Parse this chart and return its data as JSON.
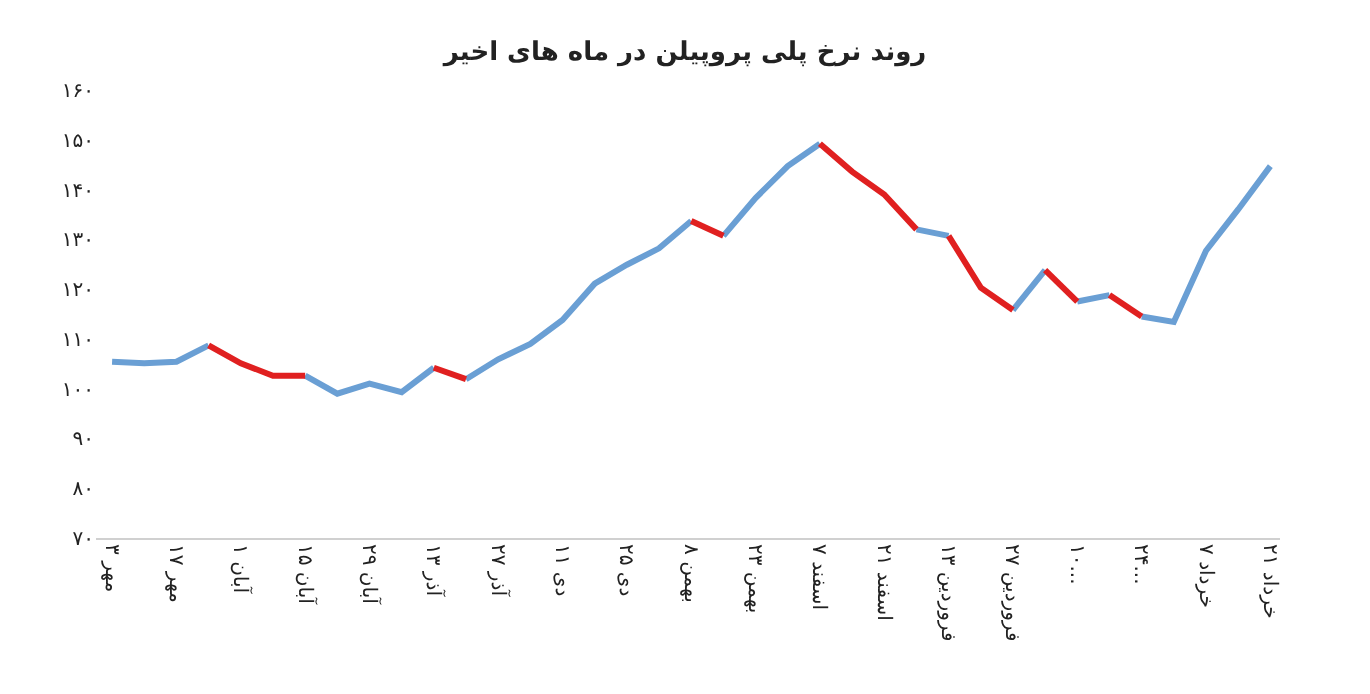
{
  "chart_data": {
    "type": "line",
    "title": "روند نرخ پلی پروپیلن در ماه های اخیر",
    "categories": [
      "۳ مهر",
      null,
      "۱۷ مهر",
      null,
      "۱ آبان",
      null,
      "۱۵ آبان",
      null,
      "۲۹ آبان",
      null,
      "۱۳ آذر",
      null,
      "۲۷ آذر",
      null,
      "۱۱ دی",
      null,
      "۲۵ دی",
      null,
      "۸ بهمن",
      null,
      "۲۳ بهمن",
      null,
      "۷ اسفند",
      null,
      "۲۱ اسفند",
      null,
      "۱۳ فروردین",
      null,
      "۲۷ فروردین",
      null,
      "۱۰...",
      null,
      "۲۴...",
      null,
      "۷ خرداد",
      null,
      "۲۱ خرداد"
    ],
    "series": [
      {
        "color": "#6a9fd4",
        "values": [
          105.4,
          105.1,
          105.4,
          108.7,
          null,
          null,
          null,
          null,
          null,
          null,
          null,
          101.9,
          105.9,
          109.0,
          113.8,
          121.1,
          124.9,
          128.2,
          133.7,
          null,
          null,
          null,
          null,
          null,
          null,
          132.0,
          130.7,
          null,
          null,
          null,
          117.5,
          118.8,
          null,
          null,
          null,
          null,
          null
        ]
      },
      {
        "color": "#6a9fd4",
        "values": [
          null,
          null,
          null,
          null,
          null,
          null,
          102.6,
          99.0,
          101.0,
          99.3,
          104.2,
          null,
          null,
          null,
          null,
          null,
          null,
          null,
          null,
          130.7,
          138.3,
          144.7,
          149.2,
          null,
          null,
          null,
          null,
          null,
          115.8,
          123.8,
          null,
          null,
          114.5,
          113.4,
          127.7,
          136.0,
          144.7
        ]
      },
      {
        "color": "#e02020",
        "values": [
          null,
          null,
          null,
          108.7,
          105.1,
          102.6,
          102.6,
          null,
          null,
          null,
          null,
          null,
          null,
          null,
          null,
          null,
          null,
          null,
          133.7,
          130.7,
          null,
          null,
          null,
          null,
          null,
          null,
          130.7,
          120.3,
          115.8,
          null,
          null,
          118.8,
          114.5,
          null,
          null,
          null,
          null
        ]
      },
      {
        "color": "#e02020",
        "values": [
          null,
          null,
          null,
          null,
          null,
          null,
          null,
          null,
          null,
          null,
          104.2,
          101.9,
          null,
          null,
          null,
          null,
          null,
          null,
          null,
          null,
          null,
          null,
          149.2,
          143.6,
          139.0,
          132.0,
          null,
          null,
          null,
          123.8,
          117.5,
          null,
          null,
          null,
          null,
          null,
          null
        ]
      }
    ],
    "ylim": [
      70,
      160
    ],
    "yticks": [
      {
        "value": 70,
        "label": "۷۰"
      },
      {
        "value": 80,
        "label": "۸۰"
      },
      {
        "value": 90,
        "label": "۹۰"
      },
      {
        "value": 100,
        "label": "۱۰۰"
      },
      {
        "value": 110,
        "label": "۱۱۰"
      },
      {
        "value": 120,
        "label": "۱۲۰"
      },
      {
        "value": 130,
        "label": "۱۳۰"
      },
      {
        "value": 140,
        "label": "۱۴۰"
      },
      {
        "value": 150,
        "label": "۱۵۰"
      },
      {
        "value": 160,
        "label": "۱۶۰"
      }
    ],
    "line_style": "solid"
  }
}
━━━━━━━━━━━━━━━━
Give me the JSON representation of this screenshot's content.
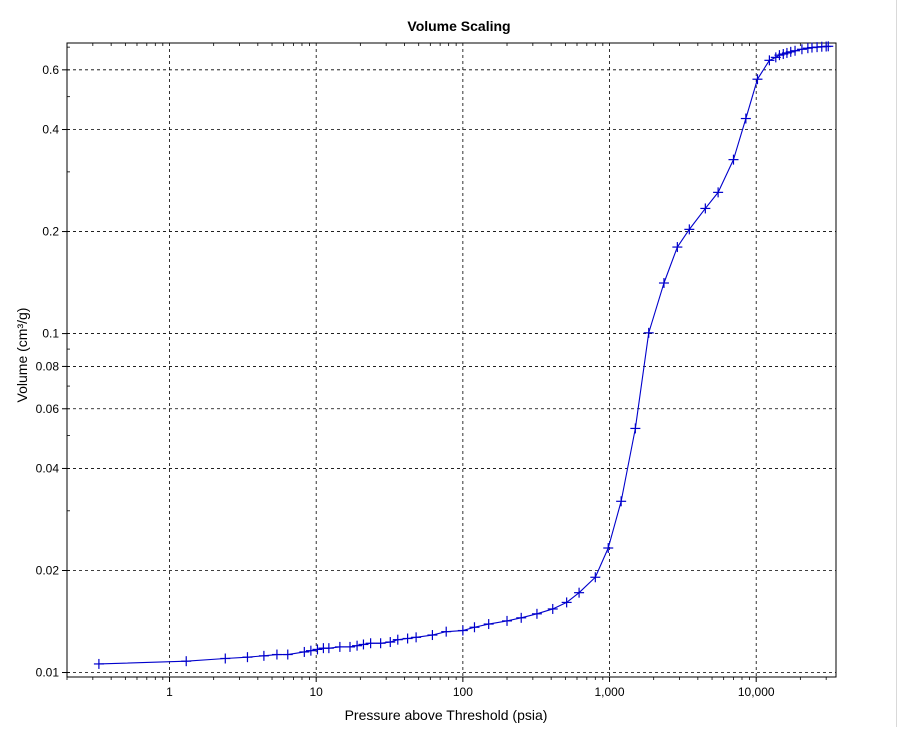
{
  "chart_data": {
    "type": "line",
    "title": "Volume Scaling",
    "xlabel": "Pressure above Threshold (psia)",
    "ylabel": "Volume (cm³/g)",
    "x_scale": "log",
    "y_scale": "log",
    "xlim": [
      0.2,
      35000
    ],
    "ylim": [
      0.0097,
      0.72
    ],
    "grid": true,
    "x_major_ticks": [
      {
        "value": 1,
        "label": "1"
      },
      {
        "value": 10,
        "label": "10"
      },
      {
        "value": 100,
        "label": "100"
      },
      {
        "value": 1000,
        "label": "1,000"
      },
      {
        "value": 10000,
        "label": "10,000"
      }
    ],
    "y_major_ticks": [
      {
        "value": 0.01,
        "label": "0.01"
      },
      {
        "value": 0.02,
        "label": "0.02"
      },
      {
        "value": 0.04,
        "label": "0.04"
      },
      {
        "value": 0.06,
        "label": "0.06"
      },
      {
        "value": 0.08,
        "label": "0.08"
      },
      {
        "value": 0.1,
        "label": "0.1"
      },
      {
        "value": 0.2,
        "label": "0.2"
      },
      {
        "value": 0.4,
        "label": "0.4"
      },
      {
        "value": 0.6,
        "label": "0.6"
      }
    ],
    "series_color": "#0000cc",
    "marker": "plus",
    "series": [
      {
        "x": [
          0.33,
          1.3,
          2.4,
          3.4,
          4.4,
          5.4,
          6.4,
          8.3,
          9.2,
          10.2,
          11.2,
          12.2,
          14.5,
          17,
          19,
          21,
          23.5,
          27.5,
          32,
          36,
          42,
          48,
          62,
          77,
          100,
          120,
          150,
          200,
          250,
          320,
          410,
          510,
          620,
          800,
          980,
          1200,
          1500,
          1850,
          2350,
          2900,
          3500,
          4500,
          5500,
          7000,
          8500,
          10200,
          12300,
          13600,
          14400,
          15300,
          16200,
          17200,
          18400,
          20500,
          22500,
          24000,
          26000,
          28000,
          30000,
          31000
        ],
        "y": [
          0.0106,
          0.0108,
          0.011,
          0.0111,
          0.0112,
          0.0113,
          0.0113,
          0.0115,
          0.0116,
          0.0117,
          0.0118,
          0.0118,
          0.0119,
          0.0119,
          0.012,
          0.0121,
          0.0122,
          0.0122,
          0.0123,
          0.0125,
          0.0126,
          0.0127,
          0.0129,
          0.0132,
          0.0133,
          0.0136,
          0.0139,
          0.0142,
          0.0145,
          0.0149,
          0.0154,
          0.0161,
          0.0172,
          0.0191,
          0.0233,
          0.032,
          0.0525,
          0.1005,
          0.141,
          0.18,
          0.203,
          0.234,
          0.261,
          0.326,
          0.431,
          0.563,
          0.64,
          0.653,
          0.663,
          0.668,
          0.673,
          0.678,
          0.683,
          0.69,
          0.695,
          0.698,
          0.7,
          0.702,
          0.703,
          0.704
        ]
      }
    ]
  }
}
━━━━━━━━━━━━━━━━
◆ **SHORT TASK**: Check each line of the records for the word "Volume" and extract those that contain it.

◆ **PROBLEM SOLUTION**:
    "title": "Volume Scaling",
    "ylabel": "Volume (cm³/g)",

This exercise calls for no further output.